[What is required]: Work out the number of lines with the word "color" in the material below, then reply with that number only.

Dataset listings of figures
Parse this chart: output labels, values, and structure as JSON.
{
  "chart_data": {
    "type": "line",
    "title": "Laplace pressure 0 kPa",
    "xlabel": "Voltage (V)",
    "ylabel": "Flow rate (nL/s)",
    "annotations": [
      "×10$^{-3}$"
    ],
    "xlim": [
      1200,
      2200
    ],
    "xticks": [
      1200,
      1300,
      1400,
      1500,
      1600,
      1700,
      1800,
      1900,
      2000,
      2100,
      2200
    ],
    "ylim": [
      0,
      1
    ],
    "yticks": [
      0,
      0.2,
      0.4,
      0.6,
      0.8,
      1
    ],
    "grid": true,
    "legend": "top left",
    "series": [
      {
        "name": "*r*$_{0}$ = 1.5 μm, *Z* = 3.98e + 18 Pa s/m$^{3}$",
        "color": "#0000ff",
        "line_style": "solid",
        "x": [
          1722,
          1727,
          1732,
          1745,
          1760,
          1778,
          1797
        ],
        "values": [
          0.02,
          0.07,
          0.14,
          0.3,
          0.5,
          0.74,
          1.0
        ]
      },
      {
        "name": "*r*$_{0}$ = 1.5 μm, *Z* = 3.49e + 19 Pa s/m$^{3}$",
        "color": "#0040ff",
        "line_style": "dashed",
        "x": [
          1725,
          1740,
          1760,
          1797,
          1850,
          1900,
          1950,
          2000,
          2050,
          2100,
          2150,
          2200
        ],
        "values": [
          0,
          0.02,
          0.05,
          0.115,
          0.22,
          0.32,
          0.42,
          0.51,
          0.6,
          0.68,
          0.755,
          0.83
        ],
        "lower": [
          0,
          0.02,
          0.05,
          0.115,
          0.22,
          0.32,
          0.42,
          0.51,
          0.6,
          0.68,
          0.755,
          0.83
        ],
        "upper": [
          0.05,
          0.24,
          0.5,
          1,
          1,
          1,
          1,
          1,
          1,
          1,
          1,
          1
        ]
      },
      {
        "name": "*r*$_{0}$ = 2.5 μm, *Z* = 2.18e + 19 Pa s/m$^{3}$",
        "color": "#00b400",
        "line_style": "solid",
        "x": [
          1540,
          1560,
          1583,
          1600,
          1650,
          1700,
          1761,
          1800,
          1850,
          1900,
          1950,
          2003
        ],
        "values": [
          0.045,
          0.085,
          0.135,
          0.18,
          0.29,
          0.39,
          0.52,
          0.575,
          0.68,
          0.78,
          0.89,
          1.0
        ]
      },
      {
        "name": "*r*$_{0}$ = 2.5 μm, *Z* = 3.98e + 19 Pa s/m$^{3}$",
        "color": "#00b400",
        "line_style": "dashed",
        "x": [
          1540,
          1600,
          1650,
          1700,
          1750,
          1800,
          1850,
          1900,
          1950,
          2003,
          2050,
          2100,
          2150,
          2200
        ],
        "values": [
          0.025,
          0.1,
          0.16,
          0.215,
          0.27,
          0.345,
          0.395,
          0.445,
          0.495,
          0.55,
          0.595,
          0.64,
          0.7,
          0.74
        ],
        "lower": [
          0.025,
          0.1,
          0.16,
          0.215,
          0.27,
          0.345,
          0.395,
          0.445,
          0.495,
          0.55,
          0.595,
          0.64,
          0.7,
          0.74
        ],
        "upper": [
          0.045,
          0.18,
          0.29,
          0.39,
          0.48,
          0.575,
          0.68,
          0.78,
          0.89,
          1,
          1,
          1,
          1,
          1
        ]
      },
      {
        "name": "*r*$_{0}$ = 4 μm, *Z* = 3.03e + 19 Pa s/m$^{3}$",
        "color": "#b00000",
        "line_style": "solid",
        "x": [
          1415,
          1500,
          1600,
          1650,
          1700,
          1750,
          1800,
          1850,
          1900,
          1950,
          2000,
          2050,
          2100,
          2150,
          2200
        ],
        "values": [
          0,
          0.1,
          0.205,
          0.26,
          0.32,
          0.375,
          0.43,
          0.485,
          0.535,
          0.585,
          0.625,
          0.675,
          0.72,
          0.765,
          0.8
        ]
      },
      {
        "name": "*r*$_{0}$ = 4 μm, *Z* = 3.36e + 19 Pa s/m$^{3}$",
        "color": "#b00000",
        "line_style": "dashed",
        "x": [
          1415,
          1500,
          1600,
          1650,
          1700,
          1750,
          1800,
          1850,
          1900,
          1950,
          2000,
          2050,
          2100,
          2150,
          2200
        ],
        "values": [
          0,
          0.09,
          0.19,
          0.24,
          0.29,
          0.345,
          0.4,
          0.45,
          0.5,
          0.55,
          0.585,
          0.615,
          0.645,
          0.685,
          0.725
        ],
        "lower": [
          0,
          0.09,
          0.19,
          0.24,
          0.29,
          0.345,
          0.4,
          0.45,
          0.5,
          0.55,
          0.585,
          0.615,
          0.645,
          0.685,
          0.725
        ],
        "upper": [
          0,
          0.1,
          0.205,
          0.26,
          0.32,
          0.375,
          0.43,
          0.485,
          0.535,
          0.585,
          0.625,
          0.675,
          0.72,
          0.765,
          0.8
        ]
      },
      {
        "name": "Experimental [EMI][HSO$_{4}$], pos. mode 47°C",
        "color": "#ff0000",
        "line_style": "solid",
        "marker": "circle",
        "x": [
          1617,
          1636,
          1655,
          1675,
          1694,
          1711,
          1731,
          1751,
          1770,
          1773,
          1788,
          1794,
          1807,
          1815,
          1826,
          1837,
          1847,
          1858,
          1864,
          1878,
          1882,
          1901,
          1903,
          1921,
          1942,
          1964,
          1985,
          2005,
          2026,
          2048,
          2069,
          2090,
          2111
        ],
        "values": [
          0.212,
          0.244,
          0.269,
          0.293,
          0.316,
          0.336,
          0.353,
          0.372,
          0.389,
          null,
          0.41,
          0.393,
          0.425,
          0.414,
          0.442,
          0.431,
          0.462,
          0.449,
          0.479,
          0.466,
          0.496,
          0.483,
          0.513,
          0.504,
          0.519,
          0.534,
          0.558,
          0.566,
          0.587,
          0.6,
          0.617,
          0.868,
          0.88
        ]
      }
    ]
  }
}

[Written response]: 7